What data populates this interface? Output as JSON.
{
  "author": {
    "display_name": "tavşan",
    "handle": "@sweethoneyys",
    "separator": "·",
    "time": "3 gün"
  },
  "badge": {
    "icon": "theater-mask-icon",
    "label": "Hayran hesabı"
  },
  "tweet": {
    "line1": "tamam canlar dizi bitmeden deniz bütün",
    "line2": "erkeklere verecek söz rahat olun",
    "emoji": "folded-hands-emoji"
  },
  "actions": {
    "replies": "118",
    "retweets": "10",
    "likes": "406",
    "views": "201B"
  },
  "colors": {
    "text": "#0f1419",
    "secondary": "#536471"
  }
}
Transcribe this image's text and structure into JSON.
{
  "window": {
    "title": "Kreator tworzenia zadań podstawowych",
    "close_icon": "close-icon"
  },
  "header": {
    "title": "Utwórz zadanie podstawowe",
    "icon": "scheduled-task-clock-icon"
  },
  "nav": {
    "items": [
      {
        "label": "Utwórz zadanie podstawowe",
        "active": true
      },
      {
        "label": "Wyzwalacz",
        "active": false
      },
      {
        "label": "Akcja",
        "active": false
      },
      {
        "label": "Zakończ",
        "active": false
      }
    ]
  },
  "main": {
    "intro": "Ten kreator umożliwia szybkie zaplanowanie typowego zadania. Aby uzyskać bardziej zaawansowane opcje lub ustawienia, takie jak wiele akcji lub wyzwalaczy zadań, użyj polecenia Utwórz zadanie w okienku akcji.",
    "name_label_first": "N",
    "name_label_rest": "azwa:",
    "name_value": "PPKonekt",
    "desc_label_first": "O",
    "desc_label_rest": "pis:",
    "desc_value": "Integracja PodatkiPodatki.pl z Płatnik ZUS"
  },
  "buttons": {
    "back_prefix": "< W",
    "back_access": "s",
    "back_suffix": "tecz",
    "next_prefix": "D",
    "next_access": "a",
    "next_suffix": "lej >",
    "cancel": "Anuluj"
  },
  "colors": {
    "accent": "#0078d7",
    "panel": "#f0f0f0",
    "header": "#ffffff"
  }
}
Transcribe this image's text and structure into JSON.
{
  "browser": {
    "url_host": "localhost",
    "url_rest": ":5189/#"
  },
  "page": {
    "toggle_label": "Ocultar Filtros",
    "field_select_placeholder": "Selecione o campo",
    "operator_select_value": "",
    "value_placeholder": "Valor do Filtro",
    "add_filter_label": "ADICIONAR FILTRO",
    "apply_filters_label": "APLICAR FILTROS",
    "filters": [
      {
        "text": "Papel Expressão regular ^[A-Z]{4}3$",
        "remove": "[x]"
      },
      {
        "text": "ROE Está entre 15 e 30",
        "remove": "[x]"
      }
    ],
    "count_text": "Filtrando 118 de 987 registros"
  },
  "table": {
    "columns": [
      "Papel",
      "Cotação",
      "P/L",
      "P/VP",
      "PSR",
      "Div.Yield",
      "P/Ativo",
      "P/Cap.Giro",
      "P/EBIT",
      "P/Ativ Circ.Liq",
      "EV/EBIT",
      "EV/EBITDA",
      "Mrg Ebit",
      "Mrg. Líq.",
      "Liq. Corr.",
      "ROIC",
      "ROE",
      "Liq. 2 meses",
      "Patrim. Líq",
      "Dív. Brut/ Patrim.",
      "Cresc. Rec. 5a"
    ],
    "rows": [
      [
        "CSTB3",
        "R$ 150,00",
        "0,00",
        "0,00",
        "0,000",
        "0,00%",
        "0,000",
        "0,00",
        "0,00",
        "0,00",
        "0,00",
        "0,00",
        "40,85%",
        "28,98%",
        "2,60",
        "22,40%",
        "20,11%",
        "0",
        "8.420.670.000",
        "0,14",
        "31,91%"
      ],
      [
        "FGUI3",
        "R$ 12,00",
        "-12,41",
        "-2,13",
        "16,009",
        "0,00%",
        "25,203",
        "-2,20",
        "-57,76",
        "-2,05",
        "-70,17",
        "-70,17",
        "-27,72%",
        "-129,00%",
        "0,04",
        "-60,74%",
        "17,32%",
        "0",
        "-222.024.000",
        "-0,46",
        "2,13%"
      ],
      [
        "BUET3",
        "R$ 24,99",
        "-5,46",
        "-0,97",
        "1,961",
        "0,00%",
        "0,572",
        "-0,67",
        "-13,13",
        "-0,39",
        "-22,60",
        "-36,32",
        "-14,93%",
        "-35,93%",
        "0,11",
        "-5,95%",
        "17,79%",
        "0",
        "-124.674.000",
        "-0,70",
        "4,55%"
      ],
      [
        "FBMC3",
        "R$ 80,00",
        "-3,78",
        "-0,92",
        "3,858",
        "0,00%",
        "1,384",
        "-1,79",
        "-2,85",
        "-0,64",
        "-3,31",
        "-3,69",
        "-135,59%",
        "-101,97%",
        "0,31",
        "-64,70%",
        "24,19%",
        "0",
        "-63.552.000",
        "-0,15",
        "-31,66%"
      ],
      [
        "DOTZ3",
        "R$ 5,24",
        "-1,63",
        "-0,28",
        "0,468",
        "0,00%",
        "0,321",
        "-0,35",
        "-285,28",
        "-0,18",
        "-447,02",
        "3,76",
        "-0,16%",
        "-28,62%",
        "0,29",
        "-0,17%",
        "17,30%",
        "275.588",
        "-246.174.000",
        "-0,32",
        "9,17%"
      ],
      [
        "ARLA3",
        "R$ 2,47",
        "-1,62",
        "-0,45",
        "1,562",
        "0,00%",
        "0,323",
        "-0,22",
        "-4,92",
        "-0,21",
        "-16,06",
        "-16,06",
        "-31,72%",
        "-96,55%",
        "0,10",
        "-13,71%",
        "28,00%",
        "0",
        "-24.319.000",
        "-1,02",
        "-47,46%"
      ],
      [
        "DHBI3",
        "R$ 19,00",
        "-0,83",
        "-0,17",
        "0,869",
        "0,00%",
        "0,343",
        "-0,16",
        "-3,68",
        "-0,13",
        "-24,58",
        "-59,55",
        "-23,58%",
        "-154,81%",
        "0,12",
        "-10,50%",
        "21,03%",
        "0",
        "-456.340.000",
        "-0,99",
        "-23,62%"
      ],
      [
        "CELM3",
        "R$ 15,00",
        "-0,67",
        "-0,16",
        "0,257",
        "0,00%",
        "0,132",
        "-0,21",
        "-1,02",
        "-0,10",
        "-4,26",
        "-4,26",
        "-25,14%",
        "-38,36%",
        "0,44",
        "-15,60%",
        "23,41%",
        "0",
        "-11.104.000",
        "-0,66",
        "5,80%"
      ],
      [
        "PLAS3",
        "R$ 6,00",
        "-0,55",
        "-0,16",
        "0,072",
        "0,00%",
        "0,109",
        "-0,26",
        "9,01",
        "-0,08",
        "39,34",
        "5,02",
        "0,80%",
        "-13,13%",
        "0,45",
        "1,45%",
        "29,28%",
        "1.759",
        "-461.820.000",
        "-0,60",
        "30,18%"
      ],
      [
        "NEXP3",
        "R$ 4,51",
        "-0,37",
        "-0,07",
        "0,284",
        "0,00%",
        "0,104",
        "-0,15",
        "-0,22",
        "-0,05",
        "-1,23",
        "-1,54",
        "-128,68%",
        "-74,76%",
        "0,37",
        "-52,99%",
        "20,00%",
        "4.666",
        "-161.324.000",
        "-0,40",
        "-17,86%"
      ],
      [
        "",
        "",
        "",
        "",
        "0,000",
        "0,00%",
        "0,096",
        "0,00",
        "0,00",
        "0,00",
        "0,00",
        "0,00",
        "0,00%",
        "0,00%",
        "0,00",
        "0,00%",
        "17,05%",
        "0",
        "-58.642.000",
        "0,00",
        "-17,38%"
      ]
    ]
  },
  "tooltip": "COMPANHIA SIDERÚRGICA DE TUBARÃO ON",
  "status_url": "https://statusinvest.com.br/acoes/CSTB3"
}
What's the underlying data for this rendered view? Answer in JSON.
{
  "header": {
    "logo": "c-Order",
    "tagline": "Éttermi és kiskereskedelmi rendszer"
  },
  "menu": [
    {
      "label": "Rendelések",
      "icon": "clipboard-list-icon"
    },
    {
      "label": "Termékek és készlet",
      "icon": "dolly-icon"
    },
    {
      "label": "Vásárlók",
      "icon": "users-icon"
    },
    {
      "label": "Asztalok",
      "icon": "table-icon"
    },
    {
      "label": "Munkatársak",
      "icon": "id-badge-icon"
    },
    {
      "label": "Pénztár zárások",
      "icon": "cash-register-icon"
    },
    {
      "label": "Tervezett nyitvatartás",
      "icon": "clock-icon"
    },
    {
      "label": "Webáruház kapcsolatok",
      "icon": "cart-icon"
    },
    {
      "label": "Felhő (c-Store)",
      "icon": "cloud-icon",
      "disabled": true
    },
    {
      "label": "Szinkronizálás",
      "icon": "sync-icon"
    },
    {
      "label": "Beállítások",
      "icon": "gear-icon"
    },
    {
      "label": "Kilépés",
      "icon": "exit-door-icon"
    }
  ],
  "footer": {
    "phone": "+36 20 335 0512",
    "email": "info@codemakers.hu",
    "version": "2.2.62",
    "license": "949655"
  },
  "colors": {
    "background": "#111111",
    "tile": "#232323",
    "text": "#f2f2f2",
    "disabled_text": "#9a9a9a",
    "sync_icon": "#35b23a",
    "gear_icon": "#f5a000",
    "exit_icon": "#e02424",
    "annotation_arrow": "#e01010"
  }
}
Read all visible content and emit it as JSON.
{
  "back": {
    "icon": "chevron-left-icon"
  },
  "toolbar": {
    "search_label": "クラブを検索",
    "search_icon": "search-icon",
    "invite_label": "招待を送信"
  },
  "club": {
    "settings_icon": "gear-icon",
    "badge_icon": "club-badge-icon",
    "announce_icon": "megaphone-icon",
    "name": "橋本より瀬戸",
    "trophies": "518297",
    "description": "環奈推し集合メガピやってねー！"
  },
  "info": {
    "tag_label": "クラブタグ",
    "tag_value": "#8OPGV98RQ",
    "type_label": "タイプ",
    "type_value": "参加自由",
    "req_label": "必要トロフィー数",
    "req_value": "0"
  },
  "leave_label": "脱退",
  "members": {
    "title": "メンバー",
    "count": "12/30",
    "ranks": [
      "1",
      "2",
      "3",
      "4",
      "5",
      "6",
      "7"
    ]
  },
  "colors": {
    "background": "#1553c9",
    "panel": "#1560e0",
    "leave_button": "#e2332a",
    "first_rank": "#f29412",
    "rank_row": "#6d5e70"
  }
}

□ □ □ □ □

● **STATED GOAL**
Return the line that contains "Read all visible content and emit it as JSON." along with every line after it through the end of the entries, exactly, adding nothing.

● **WORKED ANSWER**
Read all visible content and emit it as JSON.
{
  "back": {
    "icon": "chevron-left-icon"
  },
  "toolbar": {
    "search_label": "クラブを検索",
    "search_icon": "search-icon",
    "invite_label": "招待を送信"
  },
  "club": {
    "settings_icon": "gear-icon",
    "badge_icon": "club-badge-icon",
    "announce_icon": "megaphone-icon",
    "name": "橋本より瀬戸",
    "trophies": "518297",
    "description": "環奈推し集合メガピやってねー！"
  },
  "info": {
    "tag_label": "クラブタグ",
    "tag_value": "#8OPGV98RQ",
    "type_label": "タイプ",
    "type_value": "参加自由",
    "req_label": "必要トロフィー数",
    "req_value": "0"
  },
  "leave_label": "脱退",
  "members": {
    "title": "メンバー",
    "count": "12/30",
    "ranks": [
      "1",
      "2",
      "3",
      "4",
      "5",
      "6",
      "7"
    ]
  },
  "colors": {
    "background": "#1553c9",
    "panel": "#1560e0",
    "leave_button": "#e2332a",
    "first_rank": "#f29412",
    "rank_row": "#6d5e70"
  }
}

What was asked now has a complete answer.